* **Records from a collection**:
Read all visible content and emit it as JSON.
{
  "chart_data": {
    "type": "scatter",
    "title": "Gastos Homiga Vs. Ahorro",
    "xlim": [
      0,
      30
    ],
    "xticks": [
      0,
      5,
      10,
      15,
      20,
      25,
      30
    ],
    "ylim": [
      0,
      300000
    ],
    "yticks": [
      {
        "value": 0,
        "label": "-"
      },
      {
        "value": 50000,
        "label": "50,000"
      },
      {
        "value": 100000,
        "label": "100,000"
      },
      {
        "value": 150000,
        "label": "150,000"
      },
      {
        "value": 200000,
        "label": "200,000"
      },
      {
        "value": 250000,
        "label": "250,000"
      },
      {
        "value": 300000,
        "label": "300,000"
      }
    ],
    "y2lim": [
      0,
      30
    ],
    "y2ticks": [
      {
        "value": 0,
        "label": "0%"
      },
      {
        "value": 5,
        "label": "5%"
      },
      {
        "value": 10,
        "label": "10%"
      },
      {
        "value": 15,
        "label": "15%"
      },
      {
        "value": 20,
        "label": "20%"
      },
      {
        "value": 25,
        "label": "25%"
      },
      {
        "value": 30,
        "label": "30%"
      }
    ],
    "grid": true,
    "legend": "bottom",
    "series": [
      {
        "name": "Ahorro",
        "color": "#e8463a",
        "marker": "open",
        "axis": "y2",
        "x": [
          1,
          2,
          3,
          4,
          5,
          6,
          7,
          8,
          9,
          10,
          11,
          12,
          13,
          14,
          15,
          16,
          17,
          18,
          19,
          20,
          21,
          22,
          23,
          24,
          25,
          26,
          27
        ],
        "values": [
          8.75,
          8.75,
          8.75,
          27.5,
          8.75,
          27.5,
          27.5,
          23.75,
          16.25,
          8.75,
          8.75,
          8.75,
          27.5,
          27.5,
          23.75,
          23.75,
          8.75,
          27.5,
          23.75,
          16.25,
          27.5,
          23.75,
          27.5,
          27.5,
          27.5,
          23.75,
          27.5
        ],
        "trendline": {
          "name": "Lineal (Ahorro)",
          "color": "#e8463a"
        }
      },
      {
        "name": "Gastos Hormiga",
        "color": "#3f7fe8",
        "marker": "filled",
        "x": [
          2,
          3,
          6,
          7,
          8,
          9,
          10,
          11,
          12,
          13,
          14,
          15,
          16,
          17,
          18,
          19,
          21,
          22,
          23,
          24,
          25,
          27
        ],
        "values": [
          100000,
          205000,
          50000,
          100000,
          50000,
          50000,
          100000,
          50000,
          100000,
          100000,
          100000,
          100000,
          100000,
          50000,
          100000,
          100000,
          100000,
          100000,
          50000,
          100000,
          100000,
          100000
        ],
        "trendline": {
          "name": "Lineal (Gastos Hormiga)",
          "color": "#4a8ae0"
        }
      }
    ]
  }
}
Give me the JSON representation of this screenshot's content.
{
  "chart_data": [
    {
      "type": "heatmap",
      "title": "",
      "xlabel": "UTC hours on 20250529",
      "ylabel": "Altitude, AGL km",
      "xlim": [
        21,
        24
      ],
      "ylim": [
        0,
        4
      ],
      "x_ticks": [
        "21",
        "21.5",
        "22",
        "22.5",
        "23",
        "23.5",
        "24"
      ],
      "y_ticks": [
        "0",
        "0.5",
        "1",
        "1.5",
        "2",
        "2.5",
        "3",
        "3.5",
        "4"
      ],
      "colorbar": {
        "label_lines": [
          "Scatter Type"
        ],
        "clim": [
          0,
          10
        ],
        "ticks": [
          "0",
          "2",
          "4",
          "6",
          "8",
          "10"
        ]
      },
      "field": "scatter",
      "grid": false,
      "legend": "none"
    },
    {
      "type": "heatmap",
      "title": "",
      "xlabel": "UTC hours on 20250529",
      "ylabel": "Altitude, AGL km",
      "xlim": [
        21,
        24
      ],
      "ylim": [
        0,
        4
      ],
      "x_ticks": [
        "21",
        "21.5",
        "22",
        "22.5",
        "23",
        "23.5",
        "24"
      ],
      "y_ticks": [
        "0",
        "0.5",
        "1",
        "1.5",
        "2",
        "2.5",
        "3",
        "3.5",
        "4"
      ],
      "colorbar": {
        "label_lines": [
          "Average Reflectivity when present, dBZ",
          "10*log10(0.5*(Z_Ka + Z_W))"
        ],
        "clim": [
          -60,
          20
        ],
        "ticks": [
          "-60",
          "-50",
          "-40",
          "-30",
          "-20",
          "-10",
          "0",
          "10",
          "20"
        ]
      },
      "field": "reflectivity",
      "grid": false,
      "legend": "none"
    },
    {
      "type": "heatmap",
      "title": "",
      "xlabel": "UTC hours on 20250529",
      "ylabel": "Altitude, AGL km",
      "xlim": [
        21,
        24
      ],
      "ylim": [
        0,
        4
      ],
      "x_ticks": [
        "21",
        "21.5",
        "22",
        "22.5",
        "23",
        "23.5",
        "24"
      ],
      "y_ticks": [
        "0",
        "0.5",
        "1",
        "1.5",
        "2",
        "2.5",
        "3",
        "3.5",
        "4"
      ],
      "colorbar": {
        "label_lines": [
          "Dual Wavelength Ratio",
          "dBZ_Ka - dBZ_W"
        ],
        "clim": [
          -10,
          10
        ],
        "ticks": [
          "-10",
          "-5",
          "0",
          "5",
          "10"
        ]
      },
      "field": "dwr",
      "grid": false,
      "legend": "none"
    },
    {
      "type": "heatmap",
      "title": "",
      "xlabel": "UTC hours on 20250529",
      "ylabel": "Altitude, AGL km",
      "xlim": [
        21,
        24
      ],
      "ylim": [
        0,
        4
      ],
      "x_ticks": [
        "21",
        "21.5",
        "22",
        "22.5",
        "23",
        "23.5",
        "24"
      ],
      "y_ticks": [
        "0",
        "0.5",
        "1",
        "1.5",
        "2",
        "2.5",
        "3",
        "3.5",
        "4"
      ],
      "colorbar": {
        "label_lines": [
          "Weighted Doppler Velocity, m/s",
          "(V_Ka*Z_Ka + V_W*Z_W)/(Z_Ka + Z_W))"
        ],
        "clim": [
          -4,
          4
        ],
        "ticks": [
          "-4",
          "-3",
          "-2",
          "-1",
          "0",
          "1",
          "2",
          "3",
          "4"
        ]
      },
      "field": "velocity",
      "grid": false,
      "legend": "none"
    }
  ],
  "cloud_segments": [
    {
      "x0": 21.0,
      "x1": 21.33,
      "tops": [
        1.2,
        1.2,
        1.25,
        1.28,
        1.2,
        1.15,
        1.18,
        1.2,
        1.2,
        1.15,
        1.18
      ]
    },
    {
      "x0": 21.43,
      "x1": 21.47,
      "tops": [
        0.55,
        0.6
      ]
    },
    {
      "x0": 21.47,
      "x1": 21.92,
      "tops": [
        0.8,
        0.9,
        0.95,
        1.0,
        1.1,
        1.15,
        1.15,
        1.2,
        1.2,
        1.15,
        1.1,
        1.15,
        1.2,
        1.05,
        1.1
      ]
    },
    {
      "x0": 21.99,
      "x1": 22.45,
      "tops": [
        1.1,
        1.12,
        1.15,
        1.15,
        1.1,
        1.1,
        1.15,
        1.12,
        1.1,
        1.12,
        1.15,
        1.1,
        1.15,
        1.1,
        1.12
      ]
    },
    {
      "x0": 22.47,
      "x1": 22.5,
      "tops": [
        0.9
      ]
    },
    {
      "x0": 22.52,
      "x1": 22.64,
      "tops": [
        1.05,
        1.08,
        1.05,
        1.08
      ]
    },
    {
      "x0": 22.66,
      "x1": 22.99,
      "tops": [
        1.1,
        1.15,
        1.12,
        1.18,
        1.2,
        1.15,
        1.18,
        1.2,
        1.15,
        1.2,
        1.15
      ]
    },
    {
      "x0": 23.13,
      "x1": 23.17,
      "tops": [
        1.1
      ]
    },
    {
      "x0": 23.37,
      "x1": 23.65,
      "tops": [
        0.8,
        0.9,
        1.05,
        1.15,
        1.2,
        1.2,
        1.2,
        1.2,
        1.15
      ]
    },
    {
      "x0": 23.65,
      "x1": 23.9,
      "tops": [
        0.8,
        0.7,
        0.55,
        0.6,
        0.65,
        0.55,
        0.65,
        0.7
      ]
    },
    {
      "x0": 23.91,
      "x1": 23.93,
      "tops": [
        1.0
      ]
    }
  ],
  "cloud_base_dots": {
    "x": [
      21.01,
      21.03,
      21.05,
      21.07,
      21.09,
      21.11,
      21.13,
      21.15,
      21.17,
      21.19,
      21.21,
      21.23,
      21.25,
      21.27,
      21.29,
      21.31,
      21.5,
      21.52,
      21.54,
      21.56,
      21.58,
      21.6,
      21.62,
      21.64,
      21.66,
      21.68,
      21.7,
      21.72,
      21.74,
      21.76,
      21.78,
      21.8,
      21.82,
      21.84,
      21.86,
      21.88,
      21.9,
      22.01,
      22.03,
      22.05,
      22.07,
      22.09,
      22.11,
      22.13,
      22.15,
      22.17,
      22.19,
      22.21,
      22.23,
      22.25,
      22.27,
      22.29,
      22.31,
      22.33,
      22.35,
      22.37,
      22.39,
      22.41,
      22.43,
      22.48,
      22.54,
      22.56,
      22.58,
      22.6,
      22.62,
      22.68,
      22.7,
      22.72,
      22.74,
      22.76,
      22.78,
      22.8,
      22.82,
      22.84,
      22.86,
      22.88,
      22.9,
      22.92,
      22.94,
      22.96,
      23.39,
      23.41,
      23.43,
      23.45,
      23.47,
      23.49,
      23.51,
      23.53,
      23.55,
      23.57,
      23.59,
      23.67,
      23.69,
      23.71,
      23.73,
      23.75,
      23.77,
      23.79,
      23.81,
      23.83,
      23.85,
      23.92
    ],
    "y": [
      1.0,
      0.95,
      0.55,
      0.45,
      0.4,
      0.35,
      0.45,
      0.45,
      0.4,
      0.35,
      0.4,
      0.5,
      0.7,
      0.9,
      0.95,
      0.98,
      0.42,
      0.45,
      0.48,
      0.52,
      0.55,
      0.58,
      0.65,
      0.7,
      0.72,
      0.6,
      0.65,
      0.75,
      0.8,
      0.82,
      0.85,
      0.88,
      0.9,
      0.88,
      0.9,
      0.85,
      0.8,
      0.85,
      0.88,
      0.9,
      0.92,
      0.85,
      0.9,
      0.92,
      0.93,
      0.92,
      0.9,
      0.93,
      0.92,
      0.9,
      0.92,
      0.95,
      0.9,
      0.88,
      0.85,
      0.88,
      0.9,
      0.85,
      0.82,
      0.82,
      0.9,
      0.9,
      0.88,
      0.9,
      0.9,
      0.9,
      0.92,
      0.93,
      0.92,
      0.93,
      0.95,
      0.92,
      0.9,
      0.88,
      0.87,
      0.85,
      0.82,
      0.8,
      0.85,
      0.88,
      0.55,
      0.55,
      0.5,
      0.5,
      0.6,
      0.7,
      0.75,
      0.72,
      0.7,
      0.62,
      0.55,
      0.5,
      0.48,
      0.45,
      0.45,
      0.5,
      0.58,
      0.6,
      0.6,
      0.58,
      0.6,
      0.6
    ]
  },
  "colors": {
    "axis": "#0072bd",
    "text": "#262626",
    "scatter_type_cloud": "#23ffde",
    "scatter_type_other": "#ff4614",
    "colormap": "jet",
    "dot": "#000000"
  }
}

* **GIVEN REQUEST**: Write out every line of the preceding listing that contains "content".

* **RESULT FOR THIS TASK**:
Read all visible content and emit it as JSON.
Give me the JSON representation of this screenshot's content.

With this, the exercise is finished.